◆ **AIM**: Filter the records below down to lines containing "指数成长的比特动能".

[Stored records]
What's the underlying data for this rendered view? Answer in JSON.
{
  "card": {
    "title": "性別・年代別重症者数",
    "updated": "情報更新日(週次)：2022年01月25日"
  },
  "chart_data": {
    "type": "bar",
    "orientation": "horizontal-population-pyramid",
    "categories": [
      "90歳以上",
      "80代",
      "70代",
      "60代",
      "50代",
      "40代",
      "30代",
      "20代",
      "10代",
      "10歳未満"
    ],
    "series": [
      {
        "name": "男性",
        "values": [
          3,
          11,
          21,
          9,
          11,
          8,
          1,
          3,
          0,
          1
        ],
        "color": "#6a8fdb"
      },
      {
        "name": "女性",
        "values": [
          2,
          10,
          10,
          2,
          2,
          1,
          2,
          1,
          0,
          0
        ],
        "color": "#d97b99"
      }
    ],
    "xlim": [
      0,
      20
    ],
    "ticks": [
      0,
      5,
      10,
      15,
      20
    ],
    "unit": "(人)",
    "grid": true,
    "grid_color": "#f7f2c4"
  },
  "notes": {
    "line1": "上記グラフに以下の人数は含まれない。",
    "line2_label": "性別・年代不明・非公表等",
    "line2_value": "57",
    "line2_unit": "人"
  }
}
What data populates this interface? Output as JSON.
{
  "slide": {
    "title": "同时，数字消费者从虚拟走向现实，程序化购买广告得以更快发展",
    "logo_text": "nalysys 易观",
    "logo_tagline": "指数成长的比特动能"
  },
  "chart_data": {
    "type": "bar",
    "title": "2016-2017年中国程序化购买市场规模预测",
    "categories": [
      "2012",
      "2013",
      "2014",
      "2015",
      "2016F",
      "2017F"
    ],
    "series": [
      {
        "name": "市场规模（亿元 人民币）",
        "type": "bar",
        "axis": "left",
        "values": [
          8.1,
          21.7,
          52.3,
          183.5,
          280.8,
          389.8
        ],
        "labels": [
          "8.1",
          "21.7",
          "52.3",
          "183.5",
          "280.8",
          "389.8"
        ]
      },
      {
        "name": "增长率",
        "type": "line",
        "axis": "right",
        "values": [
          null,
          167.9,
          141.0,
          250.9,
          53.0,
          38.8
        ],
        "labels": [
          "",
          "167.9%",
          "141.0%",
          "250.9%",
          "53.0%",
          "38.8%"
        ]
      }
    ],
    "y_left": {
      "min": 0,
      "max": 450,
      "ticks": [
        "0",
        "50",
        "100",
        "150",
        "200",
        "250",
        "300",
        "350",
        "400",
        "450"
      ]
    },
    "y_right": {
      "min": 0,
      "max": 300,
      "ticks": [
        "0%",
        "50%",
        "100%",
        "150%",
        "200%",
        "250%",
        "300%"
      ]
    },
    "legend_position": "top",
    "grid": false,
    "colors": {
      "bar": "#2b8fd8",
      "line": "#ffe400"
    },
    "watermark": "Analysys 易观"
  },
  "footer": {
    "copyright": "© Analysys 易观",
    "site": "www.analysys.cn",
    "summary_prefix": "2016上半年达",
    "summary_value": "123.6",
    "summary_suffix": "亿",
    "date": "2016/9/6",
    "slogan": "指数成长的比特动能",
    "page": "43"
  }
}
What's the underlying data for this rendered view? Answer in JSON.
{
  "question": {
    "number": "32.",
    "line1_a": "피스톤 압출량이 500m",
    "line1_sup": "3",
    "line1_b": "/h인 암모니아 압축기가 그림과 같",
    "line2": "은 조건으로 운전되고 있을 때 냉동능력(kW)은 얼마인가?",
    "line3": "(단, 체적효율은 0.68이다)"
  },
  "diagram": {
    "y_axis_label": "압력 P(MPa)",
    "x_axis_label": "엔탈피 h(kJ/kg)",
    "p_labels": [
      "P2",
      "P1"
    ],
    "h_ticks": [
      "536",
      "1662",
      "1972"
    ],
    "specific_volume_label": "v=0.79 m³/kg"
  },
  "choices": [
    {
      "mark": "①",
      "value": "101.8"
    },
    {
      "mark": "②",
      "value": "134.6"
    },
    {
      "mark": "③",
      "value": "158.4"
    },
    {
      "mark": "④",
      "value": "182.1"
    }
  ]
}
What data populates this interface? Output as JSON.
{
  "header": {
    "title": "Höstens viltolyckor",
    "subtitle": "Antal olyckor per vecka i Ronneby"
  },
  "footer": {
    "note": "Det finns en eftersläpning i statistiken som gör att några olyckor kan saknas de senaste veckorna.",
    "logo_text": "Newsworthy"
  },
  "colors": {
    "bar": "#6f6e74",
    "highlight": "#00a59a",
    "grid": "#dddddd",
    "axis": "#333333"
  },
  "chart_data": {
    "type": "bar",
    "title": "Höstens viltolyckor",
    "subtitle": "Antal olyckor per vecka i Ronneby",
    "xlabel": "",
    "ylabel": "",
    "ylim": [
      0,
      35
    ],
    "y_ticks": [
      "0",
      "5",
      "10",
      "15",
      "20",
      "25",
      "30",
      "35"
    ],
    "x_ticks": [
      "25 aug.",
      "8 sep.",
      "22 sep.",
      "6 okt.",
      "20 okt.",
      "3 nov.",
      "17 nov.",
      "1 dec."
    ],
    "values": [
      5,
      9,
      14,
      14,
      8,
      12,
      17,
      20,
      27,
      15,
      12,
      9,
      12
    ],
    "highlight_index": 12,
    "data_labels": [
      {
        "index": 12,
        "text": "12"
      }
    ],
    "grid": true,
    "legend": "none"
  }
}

◆ **OUTPUT**:
    "logo_tagline": "指数成长的比特动能"
    "slogan": "指数成长的比特动能",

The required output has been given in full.